- REQUIRED WORK: Transcribe the records that follow in their entirety, omitting any pictures.

- INFORMATION SUPPLIED:
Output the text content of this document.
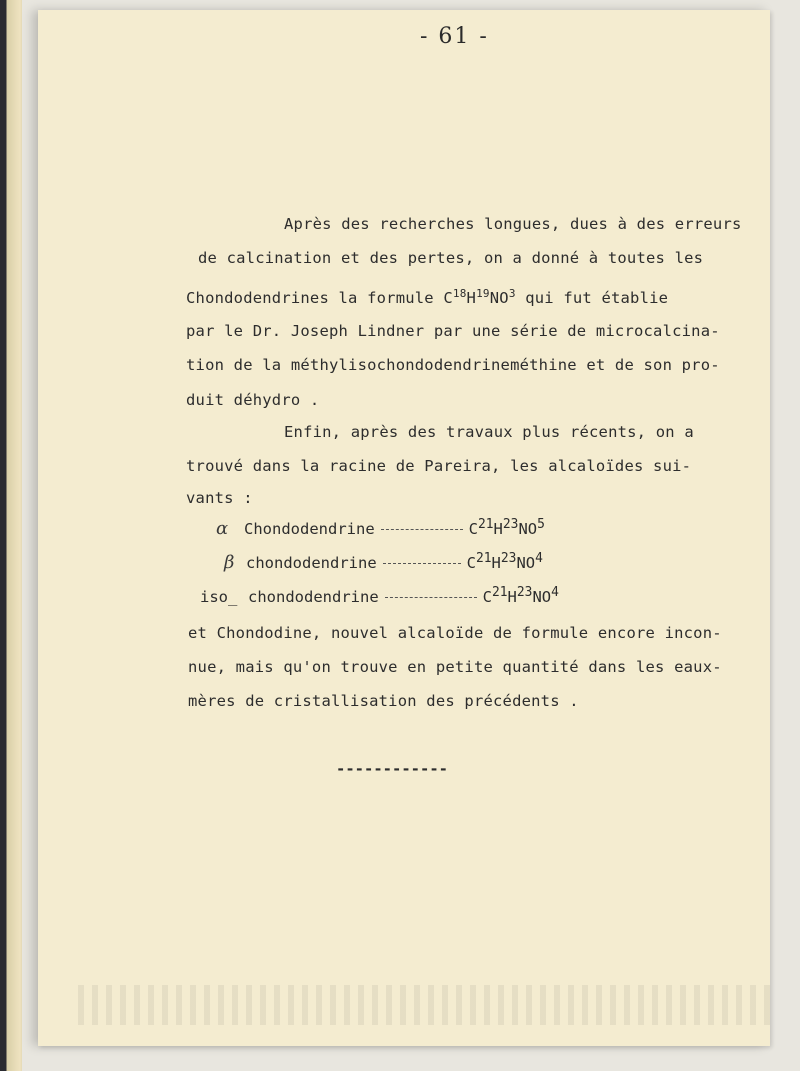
- 61 -
Après des recherches longues, dues à des erreurs
de calcination et des pertes, on a donné à toutes les
Chondodendrines la formule $C^{18}H^{19}NO^3$ qui fut établie
par le Dr. Joseph Lindner par une série de microcalcina-
tion de la méthylisochondodendrineméthine et de son pro-
duit déhydro .
Enfin, après des travaux plus récents, on a
trouvé dans la racine de Pareira, les alcaloïdes sui-
vants :
α Chondodendrine	$C^{21}H^{23}NO^5$
β chondodendrine	$C^{21}H^{23}NO^4$
iso_ chondodendrine	$C^{21}H^{23}NO^4$
et Chondodine, nouvel alcaloïde de formule encore incon-
nue, mais qu'on trouve en petite quantité dans les eaux-
mères de cristallisation des précédents .
------------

- WRITTEN ANSWER:
Output the text content of this document.
- 61 -
Après des recherches longues, dues à des erreurs
de calcination et des pertes, on a donné à toutes les
Chondodendrines la formule $C^{18}H^{19}NO^3$ qui fut établie
par le Dr. Joseph Lindner par une série de microcalcina-
tion de la méthylisochondodendrineméthine et de son pro-
duit déhydro .
Enfin, après des travaux plus récents, on a
trouvé dans la racine de Pareira, les alcaloïdes sui-
vants :
α Chondodendrine	$C^{21}H^{23}NO^5$
β chondodendrine	$C^{21}H^{23}NO^4$
iso_ chondodendrine	$C^{21}H^{23}NO^4$
et Chondodine, nouvel alcaloïde de formule encore incon-
nue, mais qu'on trouve en petite quantité dans les eaux-
mères de cristallisation des précédents .
------------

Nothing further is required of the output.